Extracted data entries

------------------------------------------------------------------------

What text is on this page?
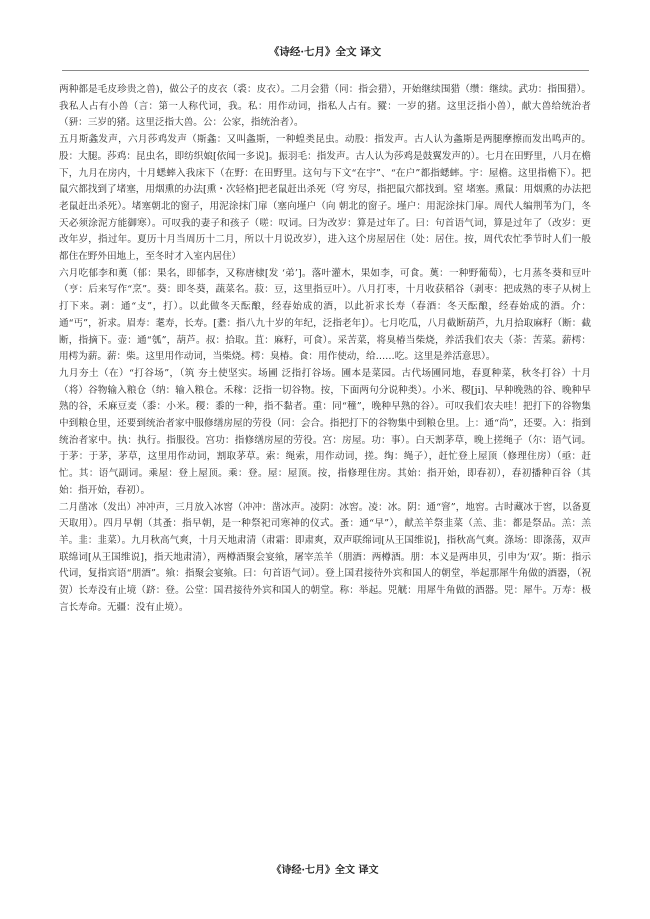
《诗经·七月》全文 译文

两种都是毛皮珍贵之兽)，做公子的皮衣（裘：皮衣）。二月会猎（同：指会猎），开始继续围猎（缵：继续。武功：指围猎）。我私人占有小兽（言：第一人称代词，我。私：用作动词，指私人占有。豵：一岁的猪。这里泛指小兽），献大兽给统治者（豜：三岁的猪。这里泛指大兽。公：公家，指统治者）。

五月斯螽发声，六月莎鸡发声（斯螽：又叫螽斯，一种蝗类昆虫。动股：指发声。古人认为螽斯是两腿摩擦而发出鸣声的。股：大腿。莎鸡：昆虫名，即纺织娘[依闻一多说]。振羽毛：指发声。古人认为莎鸡是鼓翼发声的）。七月在田野里，八月在檐下，九月在房内，十月蟋蟀入我床下（在野：在田野里。这句与下文“在宇”、“在户”都指蟋蟀。宇：屋檐。这里指檐下）。把鼠穴都找到了堵塞，用烟熏的办法[熏・次轻格]把老鼠赶出杀死（穹 穷尽，指把鼠穴都找到。窒 堵塞。熏鼠：用烟熏的办法把老鼠赶出杀死）。堵塞朝北的窗子，用泥涂抹门扉（塞向墐户（向 朝北的窗子。墐户：用泥涂抹门扉。周代人编荆苇为门，冬天必须涂泥方能御寒）。可叹我的妻子和孩子（嗟：叹词。曰为改岁：算是过年了。曰：句首语气词，算是过年了（改岁：更改年岁，指过年。夏历十月当周历十二月，所以十月说改岁），进入这个房屋居住（处：居住。按，周代农忙季节时人们一般都住在野外田地上，至冬时才入室内居住）

六月吃郁李和薁（郁：果名，即郁李，又称唐棣[发 ‘弟’]。落叶灌木，果如李，可食。薁：一种野葡萄），七月蒸冬葵和豆叶（亨：后来写作“烹”。葵：即冬葵，蔬菜名。菽：豆，这里指豆叶）。八月打枣，十月收获稻谷（剥枣：把成熟的枣子从树上打下来。剥：通“攴”，打）。以此做冬天酝酿，经春始成的酒，以此祈求长寿（春酒：冬天酝酿，经春始成的酒。介：通“丐”，祈求。眉寿：耄寿，长寿。[耋：指八九十岁的年纪，泛指老年]）。七月吃瓜，八月截断葫芦，九月拾取麻籽（断：截断，指摘下。壶：通“瓠”，葫芦。叔：拾取。苴：麻籽，可食）。采苦菜，将臭椿当柴烧，养活我们农夫（荼：苦菜。薪樗：用樗为薪。薪：柴。这里用作动词，当柴烧。樗：臭椿。食：用作使动，给……吃。这里是养活意思）。

九月夯土（在）“打谷场”，（筑 夯土使坚实。场圃 泛指打谷场。圃本是菜园。古代场圃同地，春夏种菜，秋冬打谷）十月（将）谷物输入粮仓（纳：输入粮仓。禾稼：泛指一切谷物。按，下面两句分说种类）。小米、稷[ji]、早种晚熟的谷、晚种早熟的谷，禾麻豆麦（黍：小米。稷：黍的一种，指不黏者。重：同“穜”，晚种早熟的谷）。可叹我们农夫哇！把打下的谷物集中到粮仓里，还要到统治者家中服修缮房屋的劳役（同：会合。指把打下的谷物集中到粮仓里。上：通“尚”，还要。入：指到统治者家中。执：执行。指服役。宫功：指修缮房屋的劳役。宫：房屋。功：事）。白天割茅草，晚上搓绳子（尔：语气词。于茅：于茅，茅草，这里用作动词，割取茅草。索：绳索，用作动词，搓。绹：绳子），赶忙登上屋顶（修理住房）（亟：赶忙。其：语气副词。乘屋：登上屋顶。乘：登。屋：屋顶。按，指修理住房。其始：指开始，即春初），春初播种百谷（其始：指开始，春初）。

二月凿冰（发出）冲冲声，三月放入冰窖（冲冲：凿冰声。凌阴：冰窖。凌：冰。阴：通“窨”，地窖。古时藏冰于窖，以备夏天取用）。四月早朝（其蚤：指早朝，是一种祭祀司寒神的仪式。蚤：通“早”），献羔羊祭韭菜（羔、韭：都是祭品。羔：羔羊。韭：韭菜）。九月秋高气爽，十月天地肃清（肃霜：即肃爽，双声联绵词[从王国维说]，指秋高气爽。涤场：即涤荡，双声联绵词[从王国维说]，指天地肃清），两樽酒聚会宴飨，屠宰羔羊（朋酒：两樽酒。朋：本义是两串贝，引申为‘双’。斯：指示代词，复指宾语“朋酒”。飨：指聚会宴飨。曰：句首语气词）。登上国君接待外宾和国人的朝堂，举起那犀牛角做的酒器，（祝贺）长寿没有止境（跻：登。公堂：国君接待外宾和国人的朝堂。称：举起。兕觥：用犀牛角做的酒器。兕：犀牛。万寿：极言长寿命。无疆：没有止境）。

《诗经·七月》全文 译文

------------------------------------------------------------------------

▶ **GIVEN PROBLEM**
Will you set down the records word for word while leaving out every picture?

▶ **RESULT FOR THIS TASK**
What text is on this page?
《诗经·七月》全文 译文

两种都是毛皮珍贵之兽)，做公子的皮衣（裘：皮衣）。二月会猎（同：指会猎），开始继续围猎（缵：继续。武功：指围猎）。我私人占有小兽（言：第一人称代词，我。私：用作动词，指私人占有。豵：一岁的猪。这里泛指小兽），献大兽给统治者（豜：三岁的猪。这里泛指大兽。公：公家，指统治者）。

五月斯螽发声，六月莎鸡发声（斯螽：又叫螽斯，一种蝗类昆虫。动股：指发声。古人认为螽斯是两腿摩擦而发出鸣声的。股：大腿。莎鸡：昆虫名，即纺织娘[依闻一多说]。振羽毛：指发声。古人认为莎鸡是鼓翼发声的）。七月在田野里，八月在檐下，九月在房内，十月蟋蟀入我床下（在野：在田野里。这句与下文“在宇”、“在户”都指蟋蟀。宇：屋檐。这里指檐下）。把鼠穴都找到了堵塞，用烟熏的办法[熏・次轻格]把老鼠赶出杀死（穹 穷尽，指把鼠穴都找到。窒 堵塞。熏鼠：用烟熏的办法把老鼠赶出杀死）。堵塞朝北的窗子，用泥涂抹门扉（塞向墐户（向 朝北的窗子。墐户：用泥涂抹门扉。周代人编荆苇为门，冬天必须涂泥方能御寒）。可叹我的妻子和孩子（嗟：叹词。曰为改岁：算是过年了。曰：句首语气词，算是过年了（改岁：更改年岁，指过年。夏历十月当周历十二月，所以十月说改岁），进入这个房屋居住（处：居住。按，周代农忙季节时人们一般都住在野外田地上，至冬时才入室内居住）

六月吃郁李和薁（郁：果名，即郁李，又称唐棣[发 ‘弟’]。落叶灌木，果如李，可食。薁：一种野葡萄），七月蒸冬葵和豆叶（亨：后来写作“烹”。葵：即冬葵，蔬菜名。菽：豆，这里指豆叶）。八月打枣，十月收获稻谷（剥枣：把成熟的枣子从树上打下来。剥：通“攴”，打）。以此做冬天酝酿，经春始成的酒，以此祈求长寿（春酒：冬天酝酿，经春始成的酒。介：通“丐”，祈求。眉寿：耄寿，长寿。[耋：指八九十岁的年纪，泛指老年]）。七月吃瓜，八月截断葫芦，九月拾取麻籽（断：截断，指摘下。壶：通“瓠”，葫芦。叔：拾取。苴：麻籽，可食）。采苦菜，将臭椿当柴烧，养活我们农夫（荼：苦菜。薪樗：用樗为薪。薪：柴。这里用作动词，当柴烧。樗：臭椿。食：用作使动，给……吃。这里是养活意思）。

九月夯土（在）“打谷场”，（筑 夯土使坚实。场圃 泛指打谷场。圃本是菜园。古代场圃同地，春夏种菜，秋冬打谷）十月（将）谷物输入粮仓（纳：输入粮仓。禾稼：泛指一切谷物。按，下面两句分说种类）。小米、稷[ji]、早种晚熟的谷、晚种早熟的谷，禾麻豆麦（黍：小米。稷：黍的一种，指不黏者。重：同“穜”，晚种早熟的谷）。可叹我们农夫哇！把打下的谷物集中到粮仓里，还要到统治者家中服修缮房屋的劳役（同：会合。指把打下的谷物集中到粮仓里。上：通“尚”，还要。入：指到统治者家中。执：执行。指服役。宫功：指修缮房屋的劳役。宫：房屋。功：事）。白天割茅草，晚上搓绳子（尔：语气词。于茅：于茅，茅草，这里用作动词，割取茅草。索：绳索，用作动词，搓。绹：绳子），赶忙登上屋顶（修理住房）（亟：赶忙。其：语气副词。乘屋：登上屋顶。乘：登。屋：屋顶。按，指修理住房。其始：指开始，即春初），春初播种百谷（其始：指开始，春初）。

二月凿冰（发出）冲冲声，三月放入冰窖（冲冲：凿冰声。凌阴：冰窖。凌：冰。阴：通“窨”，地窖。古时藏冰于窖，以备夏天取用）。四月早朝（其蚤：指早朝，是一种祭祀司寒神的仪式。蚤：通“早”），献羔羊祭韭菜（羔、韭：都是祭品。羔：羔羊。韭：韭菜）。九月秋高气爽，十月天地肃清（肃霜：即肃爽，双声联绵词[从王国维说]，指秋高气爽。涤场：即涤荡，双声联绵词[从王国维说]，指天地肃清），两樽酒聚会宴飨，屠宰羔羊（朋酒：两樽酒。朋：本义是两串贝，引申为‘双’。斯：指示代词，复指宾语“朋酒”。飨：指聚会宴飨。曰：句首语气词）。登上国君接待外宾和国人的朝堂，举起那犀牛角做的酒器，（祝贺）长寿没有止境（跻：登。公堂：国君接待外宾和国人的朝堂。称：举起。兕觥：用犀牛角做的酒器。兕：犀牛。万寿：极言长寿命。无疆：没有止境）。

《诗经·七月》全文 译文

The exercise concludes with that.